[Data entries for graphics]

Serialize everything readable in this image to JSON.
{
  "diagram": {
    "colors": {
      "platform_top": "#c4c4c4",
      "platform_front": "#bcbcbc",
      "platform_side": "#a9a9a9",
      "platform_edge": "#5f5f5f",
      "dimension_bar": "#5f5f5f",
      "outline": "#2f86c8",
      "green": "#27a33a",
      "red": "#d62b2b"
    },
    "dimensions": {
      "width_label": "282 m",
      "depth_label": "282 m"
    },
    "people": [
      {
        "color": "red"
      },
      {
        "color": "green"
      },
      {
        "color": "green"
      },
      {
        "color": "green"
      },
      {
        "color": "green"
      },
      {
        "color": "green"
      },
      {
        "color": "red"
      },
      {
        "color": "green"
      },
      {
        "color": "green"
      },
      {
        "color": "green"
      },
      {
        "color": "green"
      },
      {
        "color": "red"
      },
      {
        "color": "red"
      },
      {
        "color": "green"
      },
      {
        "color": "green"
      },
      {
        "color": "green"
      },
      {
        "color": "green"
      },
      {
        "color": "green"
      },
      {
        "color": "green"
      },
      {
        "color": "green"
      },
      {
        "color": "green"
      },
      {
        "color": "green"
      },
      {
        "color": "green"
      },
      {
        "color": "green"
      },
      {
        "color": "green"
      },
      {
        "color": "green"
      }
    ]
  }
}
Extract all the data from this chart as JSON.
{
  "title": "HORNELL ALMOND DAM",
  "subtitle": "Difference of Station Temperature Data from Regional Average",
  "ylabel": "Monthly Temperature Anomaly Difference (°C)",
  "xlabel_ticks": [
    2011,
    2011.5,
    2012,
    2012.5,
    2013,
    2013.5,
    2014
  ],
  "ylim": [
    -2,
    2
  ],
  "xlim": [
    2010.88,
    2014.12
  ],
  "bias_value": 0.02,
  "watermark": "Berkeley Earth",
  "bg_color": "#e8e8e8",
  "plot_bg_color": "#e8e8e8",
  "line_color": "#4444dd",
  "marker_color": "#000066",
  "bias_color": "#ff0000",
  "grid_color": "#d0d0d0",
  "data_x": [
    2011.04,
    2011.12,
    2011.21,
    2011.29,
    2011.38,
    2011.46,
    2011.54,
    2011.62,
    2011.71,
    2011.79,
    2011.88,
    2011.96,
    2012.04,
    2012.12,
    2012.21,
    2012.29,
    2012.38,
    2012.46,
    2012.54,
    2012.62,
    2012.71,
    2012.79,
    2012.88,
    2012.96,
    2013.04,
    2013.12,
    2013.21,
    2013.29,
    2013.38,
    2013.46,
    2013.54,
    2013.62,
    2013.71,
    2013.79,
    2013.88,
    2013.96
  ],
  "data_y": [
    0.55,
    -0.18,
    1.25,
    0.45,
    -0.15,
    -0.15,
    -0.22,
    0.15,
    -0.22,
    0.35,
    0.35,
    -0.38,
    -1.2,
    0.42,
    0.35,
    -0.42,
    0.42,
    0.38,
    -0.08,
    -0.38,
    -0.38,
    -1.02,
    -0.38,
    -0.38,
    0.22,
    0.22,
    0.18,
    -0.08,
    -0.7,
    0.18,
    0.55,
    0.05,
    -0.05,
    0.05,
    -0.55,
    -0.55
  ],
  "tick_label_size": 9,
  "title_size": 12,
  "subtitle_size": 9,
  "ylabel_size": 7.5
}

_DO THIS:_
Report how many lines of the preceding records include "Difference". Output the number only.

_ANSWER FOR THIS EXERCISE:_
2